◆ Directive ◆
Provide a single number: the count of lines containing the string "heart".

------ Data in this exercise ------

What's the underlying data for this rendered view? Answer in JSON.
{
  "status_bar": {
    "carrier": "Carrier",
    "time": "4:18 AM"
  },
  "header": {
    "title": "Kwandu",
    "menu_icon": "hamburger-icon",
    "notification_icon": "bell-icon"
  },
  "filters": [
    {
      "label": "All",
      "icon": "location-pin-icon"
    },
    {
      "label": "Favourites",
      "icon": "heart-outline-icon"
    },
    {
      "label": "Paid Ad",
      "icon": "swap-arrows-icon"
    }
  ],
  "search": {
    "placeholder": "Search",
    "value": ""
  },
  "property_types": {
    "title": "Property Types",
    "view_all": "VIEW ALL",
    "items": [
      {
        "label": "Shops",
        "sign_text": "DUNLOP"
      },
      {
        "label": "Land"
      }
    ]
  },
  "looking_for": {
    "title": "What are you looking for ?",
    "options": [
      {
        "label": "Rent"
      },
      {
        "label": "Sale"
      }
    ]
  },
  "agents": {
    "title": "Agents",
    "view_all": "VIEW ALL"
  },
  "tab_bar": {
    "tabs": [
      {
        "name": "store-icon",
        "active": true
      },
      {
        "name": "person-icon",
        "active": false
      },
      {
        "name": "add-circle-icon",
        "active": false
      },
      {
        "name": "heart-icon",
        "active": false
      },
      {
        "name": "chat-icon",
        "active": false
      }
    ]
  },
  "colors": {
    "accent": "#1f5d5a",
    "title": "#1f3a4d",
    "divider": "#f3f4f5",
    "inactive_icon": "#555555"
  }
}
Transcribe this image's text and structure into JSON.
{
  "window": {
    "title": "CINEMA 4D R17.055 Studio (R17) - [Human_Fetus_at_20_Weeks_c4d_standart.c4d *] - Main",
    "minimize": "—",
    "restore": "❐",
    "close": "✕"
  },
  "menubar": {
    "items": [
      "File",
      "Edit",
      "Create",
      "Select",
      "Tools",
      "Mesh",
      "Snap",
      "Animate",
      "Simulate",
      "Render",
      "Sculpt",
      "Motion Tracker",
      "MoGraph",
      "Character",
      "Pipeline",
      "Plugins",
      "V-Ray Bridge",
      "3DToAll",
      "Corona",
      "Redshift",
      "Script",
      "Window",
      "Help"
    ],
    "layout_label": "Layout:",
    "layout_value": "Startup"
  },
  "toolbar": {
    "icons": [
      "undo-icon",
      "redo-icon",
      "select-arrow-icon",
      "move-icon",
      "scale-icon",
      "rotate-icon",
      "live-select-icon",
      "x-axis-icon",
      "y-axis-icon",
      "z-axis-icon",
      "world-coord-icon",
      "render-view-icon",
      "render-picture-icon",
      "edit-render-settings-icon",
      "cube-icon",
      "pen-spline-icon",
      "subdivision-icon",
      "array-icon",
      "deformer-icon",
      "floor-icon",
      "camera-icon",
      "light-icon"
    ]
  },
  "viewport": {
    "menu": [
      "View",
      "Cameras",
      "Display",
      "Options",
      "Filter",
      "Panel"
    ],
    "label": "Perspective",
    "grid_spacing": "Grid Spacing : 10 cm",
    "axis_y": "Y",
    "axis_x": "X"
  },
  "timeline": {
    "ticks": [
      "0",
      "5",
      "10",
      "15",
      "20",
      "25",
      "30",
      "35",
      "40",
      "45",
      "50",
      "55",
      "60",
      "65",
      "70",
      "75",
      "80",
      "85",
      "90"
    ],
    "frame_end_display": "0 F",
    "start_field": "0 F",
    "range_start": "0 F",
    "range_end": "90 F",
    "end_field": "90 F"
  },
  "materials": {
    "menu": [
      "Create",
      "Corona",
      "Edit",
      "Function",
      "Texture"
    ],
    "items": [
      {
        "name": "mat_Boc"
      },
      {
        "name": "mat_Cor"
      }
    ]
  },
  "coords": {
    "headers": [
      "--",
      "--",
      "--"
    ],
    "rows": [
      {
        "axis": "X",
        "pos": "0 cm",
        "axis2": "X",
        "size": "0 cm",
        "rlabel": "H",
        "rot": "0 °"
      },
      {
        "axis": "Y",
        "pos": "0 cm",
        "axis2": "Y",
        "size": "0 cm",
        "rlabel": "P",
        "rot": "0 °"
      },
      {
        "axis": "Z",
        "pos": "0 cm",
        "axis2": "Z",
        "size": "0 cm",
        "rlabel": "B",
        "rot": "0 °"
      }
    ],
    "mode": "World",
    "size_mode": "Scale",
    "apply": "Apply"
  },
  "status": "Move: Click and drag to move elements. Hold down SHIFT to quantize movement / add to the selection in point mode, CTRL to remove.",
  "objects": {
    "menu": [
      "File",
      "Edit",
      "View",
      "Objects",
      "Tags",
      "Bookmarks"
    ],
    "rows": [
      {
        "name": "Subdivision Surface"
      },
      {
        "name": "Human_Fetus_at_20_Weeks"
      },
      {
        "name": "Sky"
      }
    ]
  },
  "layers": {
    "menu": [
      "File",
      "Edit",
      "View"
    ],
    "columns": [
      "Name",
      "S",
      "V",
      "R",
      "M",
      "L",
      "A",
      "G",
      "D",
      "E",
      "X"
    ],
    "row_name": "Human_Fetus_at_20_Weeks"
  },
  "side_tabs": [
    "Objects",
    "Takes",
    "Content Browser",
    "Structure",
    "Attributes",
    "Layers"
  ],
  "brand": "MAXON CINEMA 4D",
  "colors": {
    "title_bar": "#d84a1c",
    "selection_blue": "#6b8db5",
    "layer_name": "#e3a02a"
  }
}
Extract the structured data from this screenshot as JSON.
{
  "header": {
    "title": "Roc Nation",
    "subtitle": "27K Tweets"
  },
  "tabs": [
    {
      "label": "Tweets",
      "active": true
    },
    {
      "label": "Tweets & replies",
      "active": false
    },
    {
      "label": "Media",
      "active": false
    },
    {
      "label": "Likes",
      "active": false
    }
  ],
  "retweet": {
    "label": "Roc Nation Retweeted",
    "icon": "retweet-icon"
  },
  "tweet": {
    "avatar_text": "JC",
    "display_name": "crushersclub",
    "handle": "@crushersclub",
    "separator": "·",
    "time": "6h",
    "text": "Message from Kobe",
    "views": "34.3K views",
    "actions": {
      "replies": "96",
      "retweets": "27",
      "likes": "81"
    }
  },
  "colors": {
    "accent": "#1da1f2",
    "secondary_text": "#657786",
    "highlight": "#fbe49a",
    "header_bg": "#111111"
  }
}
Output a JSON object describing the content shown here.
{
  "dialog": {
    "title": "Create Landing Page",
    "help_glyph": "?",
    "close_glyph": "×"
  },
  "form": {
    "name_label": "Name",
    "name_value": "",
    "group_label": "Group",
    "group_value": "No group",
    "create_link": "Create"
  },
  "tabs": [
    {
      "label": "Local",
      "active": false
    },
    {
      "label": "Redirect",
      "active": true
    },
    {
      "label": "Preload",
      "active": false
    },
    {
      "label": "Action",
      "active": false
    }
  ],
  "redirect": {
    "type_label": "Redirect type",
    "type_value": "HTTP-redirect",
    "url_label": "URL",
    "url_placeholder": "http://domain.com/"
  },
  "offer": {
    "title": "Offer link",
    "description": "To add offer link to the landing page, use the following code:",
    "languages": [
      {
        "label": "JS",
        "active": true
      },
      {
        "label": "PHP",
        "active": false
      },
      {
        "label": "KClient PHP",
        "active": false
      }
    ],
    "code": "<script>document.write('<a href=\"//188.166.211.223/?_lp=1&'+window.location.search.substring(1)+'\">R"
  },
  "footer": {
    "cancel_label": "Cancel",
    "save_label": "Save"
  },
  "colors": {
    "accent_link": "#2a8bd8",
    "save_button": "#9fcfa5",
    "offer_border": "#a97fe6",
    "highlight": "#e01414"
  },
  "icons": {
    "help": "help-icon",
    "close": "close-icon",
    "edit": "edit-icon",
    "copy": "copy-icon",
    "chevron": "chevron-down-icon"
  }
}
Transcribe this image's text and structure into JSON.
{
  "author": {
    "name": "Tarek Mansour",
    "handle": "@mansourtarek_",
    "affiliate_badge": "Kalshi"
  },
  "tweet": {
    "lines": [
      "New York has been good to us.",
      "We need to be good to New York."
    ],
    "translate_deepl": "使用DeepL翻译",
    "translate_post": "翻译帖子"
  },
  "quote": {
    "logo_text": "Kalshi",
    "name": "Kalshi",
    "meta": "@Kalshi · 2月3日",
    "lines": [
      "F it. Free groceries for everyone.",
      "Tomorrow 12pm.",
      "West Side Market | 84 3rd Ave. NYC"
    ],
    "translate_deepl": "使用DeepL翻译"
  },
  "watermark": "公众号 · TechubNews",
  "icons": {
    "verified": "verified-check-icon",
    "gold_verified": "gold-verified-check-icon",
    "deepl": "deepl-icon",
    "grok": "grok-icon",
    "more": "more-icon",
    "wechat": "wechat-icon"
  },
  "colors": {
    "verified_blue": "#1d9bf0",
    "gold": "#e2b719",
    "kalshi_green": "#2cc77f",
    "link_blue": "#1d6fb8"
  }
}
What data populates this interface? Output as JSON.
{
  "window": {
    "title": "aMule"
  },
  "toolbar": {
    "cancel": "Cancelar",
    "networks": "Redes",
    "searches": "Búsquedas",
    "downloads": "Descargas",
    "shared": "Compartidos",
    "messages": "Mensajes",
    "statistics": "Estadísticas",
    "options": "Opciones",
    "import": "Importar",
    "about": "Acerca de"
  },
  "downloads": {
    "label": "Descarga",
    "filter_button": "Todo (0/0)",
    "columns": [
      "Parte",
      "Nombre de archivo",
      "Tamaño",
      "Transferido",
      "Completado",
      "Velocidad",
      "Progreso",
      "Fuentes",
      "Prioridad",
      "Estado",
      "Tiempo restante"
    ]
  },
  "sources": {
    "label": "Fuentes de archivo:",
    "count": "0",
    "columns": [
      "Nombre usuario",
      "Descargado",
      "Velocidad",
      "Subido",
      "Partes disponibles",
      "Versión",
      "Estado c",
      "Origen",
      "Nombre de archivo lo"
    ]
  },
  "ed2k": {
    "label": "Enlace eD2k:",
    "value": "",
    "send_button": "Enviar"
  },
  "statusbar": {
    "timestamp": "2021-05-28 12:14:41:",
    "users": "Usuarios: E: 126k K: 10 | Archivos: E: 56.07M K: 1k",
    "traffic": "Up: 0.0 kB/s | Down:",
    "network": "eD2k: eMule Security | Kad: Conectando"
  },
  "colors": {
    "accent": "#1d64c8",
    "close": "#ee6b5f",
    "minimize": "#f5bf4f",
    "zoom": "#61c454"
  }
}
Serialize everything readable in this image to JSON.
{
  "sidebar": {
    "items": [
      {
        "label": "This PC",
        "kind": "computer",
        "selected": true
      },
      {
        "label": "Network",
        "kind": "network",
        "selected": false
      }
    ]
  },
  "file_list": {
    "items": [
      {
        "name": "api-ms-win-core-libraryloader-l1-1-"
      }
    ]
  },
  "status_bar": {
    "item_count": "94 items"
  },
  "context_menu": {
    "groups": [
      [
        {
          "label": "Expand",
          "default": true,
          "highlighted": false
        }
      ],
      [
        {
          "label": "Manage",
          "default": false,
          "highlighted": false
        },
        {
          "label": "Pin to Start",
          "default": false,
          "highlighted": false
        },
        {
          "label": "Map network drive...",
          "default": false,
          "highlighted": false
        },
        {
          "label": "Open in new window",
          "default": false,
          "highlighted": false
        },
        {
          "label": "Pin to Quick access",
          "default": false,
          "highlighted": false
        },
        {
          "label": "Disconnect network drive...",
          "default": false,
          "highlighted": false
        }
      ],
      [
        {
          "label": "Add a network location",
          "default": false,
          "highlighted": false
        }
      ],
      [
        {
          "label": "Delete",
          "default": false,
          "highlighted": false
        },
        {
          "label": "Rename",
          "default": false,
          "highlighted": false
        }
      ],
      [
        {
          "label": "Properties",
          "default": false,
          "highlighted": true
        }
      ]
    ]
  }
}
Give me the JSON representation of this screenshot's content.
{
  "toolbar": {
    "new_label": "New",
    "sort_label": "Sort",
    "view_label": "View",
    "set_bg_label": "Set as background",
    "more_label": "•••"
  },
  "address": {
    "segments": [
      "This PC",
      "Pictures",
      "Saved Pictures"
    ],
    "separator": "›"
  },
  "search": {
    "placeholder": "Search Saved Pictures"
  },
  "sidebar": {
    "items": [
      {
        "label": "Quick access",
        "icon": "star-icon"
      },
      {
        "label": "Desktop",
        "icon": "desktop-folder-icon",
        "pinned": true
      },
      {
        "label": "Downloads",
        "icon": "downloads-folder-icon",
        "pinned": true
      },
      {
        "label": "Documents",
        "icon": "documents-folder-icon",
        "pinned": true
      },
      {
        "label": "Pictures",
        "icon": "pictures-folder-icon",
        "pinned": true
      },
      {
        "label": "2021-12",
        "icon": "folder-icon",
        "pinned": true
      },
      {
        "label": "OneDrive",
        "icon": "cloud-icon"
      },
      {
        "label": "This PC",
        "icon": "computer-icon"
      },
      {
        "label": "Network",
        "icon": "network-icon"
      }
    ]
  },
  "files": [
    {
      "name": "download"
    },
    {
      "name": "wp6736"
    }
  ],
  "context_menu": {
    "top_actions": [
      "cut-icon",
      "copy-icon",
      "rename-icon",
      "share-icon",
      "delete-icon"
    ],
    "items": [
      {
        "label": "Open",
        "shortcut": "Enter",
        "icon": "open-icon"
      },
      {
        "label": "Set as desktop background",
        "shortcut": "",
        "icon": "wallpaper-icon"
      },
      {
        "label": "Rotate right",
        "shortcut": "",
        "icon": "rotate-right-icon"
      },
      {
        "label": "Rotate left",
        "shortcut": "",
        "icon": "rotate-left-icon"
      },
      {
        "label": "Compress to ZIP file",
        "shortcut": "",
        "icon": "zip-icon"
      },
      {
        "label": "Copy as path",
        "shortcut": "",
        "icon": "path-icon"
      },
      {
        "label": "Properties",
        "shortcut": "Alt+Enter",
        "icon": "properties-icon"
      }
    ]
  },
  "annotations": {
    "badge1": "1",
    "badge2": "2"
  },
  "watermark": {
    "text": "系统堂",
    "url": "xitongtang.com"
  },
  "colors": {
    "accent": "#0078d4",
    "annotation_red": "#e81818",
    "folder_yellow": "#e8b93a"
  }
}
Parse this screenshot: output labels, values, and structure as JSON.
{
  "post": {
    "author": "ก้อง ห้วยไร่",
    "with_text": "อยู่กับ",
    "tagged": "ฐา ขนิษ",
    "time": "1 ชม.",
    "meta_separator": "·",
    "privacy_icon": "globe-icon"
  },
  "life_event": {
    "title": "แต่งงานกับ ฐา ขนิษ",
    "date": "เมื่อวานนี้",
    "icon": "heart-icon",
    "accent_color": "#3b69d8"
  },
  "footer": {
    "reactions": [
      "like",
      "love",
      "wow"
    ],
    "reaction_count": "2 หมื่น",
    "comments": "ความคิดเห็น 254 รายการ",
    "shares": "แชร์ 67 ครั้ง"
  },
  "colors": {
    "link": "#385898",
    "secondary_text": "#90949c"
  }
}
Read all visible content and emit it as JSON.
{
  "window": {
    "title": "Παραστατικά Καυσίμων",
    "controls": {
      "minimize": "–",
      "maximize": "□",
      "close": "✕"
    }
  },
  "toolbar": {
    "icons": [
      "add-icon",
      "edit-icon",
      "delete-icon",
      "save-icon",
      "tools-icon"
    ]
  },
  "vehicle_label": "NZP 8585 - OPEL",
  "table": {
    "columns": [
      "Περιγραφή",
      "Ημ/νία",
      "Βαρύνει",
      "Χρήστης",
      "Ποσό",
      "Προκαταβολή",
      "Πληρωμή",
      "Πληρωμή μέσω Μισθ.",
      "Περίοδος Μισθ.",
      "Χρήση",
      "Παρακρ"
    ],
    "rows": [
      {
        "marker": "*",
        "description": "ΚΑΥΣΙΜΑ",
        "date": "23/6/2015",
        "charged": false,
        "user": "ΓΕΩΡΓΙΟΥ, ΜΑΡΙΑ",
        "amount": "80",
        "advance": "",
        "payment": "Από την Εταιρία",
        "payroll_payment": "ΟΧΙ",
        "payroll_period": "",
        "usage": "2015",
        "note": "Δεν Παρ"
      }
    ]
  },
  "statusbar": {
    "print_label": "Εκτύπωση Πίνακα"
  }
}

------

◆ Expected answer ◆
3